### [Brief]
In the following material, identify every line holding the string "content" and return it.

____

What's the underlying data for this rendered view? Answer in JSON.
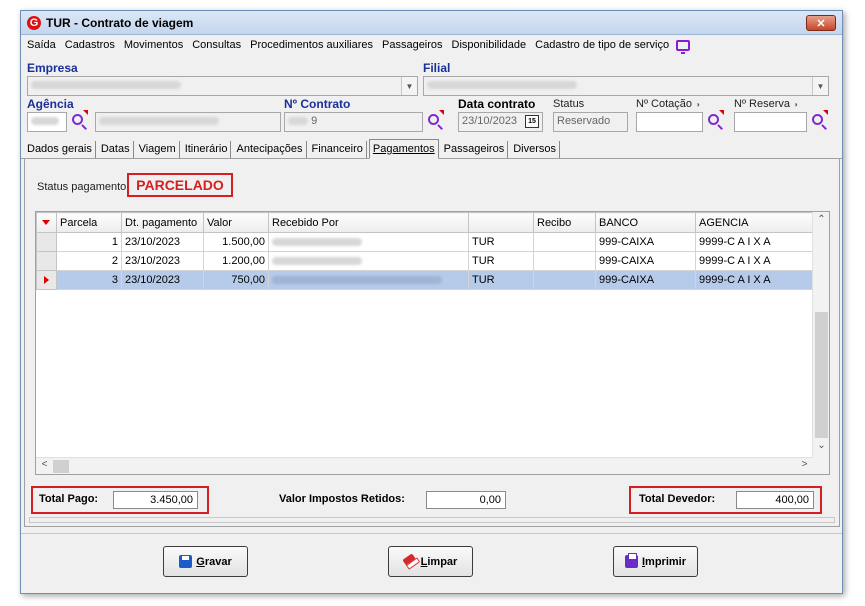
{
  "window": {
    "title": "TUR - Contrato de viagem",
    "logo_letter": "G",
    "close_glyph": "✕"
  },
  "menu": [
    "Saída",
    "Cadastros",
    "Movimentos",
    "Consultas",
    "Procedimentos auxiliares",
    "Passageiros",
    "Disponibilidade",
    "Cadastro de tipo de serviço"
  ],
  "form": {
    "empresa_label": "Empresa",
    "filial_label": "Filial",
    "agencia_label": "Agência",
    "contrato_label": "Nº Contrato",
    "contrato_value": "9",
    "data_contrato_label": "Data contrato",
    "data_contrato_value": "23/10/2023",
    "calendar_glyph": "15",
    "status_label": "Status",
    "status_value": "Reservado",
    "cotacao_label": "Nº Cotação",
    "reserva_label": "Nº Reserva"
  },
  "tabs": [
    "Dados gerais",
    "Datas",
    "Viagem",
    "Itinerário",
    "Antecipações",
    "Financeiro",
    "Pagamentos",
    "Passageiros",
    "Diversos"
  ],
  "active_tab": "Pagamentos",
  "payments": {
    "status_label": "Status pagamento:",
    "status_value": "PARCELADO",
    "columns": [
      "Parcela",
      "Dt. pagamento",
      "Valor",
      "Recebido Por",
      "",
      "Recibo",
      "BANCO",
      "AGENCIA"
    ],
    "rows": [
      {
        "parcela": "1",
        "dt": "23/10/2023",
        "valor": "1.500,00",
        "tipo": "TUR",
        "recibo": "",
        "banco": "999-CAIXA",
        "agencia": "9999-C A I X A"
      },
      {
        "parcela": "2",
        "dt": "23/10/2023",
        "valor": "1.200,00",
        "tipo": "TUR",
        "recibo": "",
        "banco": "999-CAIXA",
        "agencia": "9999-C A I X A"
      },
      {
        "parcela": "3",
        "dt": "23/10/2023",
        "valor": "750,00",
        "tipo": "TUR",
        "recibo": "",
        "banco": "999-CAIXA",
        "agencia": "9999-C A I X A"
      }
    ],
    "selected_row": 2,
    "total_pago_label": "Total Pago:",
    "total_pago_value": "3.450,00",
    "impostos_label": "Valor Impostos Retidos:",
    "impostos_value": "0,00",
    "total_devedor_label": "Total Devedor:",
    "total_devedor_value": "400,00"
  },
  "buttons": {
    "gravar_first": "G",
    "gravar_rest": "ravar",
    "limpar_first": "L",
    "limpar_rest": "impar",
    "imprimir_first": "I",
    "imprimir_rest": "mprimir"
  },
  "colors": {
    "accent_red": "#d42020",
    "selection": "#b6cbe9",
    "label_blue": "#1a2f9a",
    "icon_purple": "#7d2cd0"
  }
}
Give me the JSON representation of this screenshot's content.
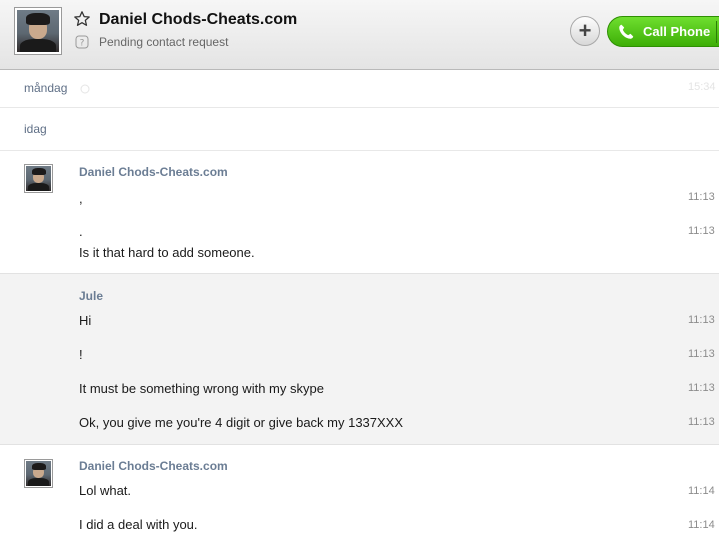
{
  "header": {
    "contact_name": "Daniel Chods-Cheats.com",
    "status": "Pending contact request",
    "call_label": "Call Phone"
  },
  "days": [
    {
      "label": "måndag",
      "faded_time": "15:34"
    },
    {
      "label": "idag"
    }
  ],
  "groups": [
    {
      "sender": "Daniel Chods-Cheats.com",
      "messages": [
        {
          "text": ",",
          "time": "11:13"
        },
        {
          "text": ".",
          "time": "11:13"
        },
        {
          "text": "Is it that hard to add someone.",
          "time": ""
        }
      ]
    },
    {
      "sender": "Jule",
      "messages": [
        {
          "text": "Hi",
          "time": "11:13"
        },
        {
          "text": "!",
          "time": "11:13"
        },
        {
          "text": "It must be something wrong with my skype",
          "time": "11:13"
        },
        {
          "text": "Ok, you give me you're 4 digit or give back my 1337XXX",
          "time": "11:13"
        }
      ]
    },
    {
      "sender": "Daniel Chods-Cheats.com",
      "messages": [
        {
          "text": "Lol what.",
          "time": "11:14"
        },
        {
          "text": "I did a deal with you.",
          "time": "11:14"
        }
      ]
    }
  ],
  "colors": {
    "call_green": "#3dae07",
    "sender_blue": "#6b7d94",
    "alt_background": "#f3f3f3"
  },
  "icons": [
    "star-icon",
    "pending-request-icon",
    "add-icon",
    "phone-icon"
  ]
}
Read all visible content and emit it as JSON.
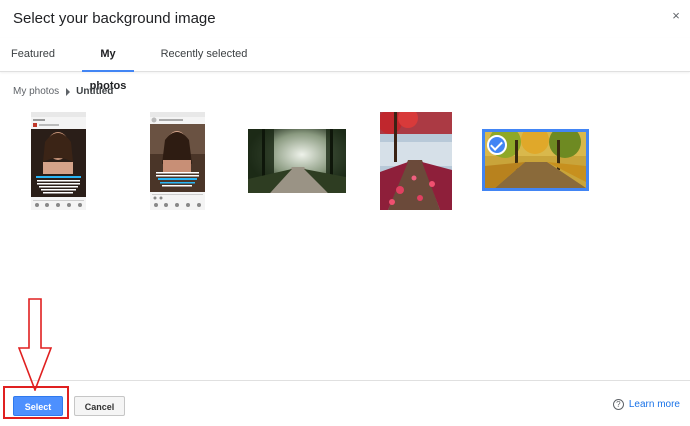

____

### [Answer for this exercise]
Give me the JSON representation of this screenshot's content.
Read all visible content and emit it as JSON.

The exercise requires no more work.